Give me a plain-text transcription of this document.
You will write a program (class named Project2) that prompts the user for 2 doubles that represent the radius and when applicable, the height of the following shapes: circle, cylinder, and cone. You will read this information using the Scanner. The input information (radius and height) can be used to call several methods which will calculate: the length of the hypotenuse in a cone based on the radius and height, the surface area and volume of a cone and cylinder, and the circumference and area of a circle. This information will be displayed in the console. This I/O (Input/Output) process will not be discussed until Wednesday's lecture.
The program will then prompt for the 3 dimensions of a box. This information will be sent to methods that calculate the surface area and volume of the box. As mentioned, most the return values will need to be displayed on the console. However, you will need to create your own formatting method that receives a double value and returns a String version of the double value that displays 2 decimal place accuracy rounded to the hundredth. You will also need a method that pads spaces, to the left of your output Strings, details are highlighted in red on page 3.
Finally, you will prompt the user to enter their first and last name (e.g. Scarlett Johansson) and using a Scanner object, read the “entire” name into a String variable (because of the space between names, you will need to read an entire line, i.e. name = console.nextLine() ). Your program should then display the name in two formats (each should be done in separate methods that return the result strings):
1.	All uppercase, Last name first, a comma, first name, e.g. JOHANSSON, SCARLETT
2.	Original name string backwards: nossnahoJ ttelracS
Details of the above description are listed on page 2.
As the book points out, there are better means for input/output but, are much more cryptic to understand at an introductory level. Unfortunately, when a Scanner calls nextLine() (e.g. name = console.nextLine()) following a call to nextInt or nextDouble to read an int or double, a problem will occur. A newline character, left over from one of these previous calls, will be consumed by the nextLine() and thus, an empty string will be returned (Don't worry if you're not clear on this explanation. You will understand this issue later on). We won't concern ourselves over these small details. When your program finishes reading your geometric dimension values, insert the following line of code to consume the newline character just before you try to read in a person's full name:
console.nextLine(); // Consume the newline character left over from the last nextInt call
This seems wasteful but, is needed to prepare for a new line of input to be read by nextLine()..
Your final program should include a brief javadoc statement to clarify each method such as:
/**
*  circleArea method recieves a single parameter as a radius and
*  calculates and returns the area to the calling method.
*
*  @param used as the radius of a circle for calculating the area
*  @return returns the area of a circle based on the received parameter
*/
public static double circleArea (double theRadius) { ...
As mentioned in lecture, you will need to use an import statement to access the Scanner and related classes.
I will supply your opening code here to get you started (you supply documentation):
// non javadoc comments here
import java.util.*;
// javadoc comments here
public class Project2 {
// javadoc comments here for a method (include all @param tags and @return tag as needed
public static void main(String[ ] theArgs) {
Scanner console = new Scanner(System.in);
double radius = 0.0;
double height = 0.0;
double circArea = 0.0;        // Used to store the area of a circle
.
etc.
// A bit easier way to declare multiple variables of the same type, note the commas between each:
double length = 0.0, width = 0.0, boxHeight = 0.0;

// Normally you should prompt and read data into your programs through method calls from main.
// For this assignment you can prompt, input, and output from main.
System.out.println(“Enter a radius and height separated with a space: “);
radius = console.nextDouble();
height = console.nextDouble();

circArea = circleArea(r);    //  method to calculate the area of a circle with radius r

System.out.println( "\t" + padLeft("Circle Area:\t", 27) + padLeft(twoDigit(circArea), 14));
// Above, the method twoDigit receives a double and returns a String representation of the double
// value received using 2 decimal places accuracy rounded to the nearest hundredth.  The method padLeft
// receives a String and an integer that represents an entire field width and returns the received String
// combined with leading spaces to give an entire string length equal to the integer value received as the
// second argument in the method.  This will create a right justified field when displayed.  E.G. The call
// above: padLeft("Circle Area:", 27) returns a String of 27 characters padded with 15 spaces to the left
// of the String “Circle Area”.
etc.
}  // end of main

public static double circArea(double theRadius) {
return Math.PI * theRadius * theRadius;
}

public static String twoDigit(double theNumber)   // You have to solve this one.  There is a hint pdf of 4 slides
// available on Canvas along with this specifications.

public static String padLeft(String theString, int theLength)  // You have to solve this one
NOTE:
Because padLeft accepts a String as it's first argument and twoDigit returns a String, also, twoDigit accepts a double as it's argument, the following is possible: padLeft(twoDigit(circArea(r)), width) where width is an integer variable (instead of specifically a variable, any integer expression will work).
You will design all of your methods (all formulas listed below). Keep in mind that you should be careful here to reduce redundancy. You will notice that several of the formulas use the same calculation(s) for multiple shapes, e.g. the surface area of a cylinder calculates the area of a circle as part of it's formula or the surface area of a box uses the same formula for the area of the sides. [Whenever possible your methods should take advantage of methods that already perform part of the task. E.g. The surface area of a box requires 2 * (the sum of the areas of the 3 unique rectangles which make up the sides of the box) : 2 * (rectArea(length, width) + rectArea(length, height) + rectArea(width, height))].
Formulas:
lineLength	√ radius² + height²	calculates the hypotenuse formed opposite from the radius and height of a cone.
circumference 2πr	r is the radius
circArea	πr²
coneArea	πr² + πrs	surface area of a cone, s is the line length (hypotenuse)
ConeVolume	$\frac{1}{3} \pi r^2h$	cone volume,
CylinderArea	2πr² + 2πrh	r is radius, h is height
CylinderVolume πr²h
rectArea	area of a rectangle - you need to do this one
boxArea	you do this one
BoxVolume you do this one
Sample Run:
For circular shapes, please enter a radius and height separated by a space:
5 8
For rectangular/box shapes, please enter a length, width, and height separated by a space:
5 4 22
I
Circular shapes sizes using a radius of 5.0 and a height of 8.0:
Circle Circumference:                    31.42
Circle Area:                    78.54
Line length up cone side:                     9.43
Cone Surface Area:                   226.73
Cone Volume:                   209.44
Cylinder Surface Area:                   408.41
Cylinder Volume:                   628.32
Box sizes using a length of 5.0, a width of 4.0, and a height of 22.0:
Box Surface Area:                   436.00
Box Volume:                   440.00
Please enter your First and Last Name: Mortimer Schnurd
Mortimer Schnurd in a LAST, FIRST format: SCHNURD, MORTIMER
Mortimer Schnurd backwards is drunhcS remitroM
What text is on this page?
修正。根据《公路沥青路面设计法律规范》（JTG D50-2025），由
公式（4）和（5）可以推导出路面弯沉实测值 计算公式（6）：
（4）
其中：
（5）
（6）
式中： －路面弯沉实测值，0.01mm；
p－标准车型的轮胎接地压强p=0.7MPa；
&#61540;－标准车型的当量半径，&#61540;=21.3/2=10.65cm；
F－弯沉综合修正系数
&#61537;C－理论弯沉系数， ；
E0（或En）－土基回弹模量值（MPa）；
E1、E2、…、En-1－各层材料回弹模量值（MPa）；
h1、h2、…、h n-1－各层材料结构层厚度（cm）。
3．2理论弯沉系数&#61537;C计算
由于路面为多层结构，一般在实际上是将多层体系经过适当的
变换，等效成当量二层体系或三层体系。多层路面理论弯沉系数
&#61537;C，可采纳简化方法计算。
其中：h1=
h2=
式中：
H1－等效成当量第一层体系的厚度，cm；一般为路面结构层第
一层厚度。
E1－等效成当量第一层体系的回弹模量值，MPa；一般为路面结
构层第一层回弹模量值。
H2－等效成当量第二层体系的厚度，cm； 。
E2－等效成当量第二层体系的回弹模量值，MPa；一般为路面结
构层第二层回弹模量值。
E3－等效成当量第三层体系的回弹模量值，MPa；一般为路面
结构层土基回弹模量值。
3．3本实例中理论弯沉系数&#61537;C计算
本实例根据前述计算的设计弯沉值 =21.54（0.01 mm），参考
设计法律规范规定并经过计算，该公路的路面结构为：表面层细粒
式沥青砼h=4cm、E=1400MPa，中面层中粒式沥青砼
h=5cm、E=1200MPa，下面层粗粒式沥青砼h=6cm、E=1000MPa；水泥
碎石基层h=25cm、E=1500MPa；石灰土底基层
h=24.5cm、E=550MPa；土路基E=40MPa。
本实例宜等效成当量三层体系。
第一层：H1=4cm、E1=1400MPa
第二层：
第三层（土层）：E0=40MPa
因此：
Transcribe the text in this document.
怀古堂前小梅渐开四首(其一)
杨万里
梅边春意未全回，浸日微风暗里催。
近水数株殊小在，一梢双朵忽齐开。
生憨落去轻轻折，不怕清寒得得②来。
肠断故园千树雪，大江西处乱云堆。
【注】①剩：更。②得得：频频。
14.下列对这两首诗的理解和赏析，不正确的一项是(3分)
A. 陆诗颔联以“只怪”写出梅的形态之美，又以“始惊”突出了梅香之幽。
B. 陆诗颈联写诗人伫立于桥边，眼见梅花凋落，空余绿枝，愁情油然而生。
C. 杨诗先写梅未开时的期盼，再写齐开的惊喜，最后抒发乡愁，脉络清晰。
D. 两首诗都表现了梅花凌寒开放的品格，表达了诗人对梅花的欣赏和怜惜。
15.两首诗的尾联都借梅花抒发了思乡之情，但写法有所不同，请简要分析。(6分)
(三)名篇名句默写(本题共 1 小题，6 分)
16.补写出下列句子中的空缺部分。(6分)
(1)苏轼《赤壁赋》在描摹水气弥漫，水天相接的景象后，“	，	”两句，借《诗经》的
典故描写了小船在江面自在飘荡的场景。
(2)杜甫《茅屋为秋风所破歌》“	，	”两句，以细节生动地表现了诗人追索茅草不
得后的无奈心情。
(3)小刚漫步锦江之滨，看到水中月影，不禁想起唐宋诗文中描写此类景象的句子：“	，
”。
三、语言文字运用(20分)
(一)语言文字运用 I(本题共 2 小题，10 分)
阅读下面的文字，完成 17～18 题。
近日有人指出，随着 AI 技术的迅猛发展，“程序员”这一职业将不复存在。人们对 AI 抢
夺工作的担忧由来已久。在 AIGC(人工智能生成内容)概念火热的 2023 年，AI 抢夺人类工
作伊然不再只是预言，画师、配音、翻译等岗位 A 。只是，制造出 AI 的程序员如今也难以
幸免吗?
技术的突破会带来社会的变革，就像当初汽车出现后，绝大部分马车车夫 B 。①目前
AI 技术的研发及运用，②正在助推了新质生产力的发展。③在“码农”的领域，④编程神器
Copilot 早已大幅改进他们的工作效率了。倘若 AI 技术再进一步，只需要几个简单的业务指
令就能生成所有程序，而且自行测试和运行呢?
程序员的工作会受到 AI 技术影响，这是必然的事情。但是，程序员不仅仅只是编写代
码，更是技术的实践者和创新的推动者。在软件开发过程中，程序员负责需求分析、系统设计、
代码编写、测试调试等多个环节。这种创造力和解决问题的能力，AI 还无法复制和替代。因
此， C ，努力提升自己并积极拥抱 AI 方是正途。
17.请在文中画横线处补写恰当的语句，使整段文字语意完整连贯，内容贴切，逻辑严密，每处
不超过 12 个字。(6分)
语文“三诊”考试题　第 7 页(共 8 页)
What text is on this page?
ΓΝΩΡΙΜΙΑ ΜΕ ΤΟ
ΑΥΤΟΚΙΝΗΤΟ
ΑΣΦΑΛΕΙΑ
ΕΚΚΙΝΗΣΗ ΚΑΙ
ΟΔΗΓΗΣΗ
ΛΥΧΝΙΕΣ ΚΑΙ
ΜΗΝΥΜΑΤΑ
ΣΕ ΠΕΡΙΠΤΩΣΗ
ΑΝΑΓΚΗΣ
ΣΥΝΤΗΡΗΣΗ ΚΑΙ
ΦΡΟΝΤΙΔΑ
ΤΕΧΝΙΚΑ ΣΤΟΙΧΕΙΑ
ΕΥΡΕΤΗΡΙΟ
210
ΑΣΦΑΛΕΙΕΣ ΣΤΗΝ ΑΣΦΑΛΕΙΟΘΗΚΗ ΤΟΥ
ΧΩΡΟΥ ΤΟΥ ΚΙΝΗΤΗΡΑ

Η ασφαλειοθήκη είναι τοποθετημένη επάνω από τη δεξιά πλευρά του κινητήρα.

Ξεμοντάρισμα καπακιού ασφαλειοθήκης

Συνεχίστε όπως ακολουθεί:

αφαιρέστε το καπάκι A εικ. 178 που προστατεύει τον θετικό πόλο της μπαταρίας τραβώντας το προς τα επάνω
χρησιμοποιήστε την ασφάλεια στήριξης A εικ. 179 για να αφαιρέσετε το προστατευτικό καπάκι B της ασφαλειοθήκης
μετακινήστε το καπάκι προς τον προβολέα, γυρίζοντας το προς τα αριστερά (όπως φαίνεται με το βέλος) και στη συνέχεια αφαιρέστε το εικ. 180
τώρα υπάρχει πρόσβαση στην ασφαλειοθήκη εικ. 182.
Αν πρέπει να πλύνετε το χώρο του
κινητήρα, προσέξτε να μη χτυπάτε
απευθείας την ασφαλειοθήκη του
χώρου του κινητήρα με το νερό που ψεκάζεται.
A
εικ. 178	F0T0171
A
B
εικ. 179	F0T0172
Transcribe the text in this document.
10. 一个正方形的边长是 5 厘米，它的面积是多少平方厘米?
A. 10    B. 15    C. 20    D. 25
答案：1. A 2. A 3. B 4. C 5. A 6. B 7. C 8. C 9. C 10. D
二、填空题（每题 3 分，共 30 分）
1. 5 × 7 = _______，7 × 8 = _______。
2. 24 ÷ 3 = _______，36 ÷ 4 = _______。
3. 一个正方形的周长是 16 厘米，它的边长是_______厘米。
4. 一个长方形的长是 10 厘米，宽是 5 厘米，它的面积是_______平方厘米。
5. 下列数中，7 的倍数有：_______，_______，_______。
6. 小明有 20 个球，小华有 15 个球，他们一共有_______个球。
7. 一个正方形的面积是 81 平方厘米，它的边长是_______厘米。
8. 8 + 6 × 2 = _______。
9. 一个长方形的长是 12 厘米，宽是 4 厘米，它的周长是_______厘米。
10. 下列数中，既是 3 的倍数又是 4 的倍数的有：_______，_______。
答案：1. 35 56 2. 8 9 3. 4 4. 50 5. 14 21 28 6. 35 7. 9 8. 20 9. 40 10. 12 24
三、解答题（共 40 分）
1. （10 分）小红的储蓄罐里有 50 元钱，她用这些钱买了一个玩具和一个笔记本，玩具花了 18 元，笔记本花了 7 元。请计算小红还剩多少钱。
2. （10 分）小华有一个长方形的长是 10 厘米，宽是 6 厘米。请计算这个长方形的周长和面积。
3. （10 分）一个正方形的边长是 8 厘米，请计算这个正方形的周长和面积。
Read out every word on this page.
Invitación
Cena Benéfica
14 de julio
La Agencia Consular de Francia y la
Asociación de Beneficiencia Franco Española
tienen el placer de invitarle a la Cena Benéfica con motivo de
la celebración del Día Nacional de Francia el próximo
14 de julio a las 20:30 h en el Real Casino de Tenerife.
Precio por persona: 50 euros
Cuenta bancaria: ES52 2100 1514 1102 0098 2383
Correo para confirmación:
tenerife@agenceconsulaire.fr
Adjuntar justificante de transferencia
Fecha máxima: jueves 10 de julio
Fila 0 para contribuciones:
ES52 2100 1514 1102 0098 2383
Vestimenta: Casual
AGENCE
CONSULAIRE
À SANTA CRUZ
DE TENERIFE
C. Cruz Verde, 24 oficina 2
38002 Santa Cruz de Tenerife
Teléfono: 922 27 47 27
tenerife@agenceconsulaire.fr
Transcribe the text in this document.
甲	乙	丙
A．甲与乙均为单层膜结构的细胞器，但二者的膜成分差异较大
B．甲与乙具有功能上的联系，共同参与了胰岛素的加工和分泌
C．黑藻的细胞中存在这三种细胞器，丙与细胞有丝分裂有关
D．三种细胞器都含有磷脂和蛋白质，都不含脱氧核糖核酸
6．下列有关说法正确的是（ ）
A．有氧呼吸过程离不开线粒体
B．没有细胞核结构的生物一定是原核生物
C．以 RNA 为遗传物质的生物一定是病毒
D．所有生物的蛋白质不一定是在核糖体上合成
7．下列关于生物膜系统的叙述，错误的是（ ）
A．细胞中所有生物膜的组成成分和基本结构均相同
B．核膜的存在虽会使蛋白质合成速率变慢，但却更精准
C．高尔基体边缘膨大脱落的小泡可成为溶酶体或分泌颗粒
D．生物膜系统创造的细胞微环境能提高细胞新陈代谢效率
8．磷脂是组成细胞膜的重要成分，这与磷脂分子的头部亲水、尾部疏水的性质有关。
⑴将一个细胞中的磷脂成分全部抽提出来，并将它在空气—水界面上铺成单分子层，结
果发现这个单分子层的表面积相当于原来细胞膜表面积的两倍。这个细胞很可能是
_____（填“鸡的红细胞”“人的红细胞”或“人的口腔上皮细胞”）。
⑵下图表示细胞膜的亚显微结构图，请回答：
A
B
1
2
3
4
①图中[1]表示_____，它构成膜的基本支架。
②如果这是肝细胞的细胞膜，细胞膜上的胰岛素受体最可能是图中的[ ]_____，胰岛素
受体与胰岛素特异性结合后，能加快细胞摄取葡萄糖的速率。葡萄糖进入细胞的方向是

TASK GOAL:
Provide the number of lines containing the string "decimal", with no other output.

PROBLEM SOLUTION:
2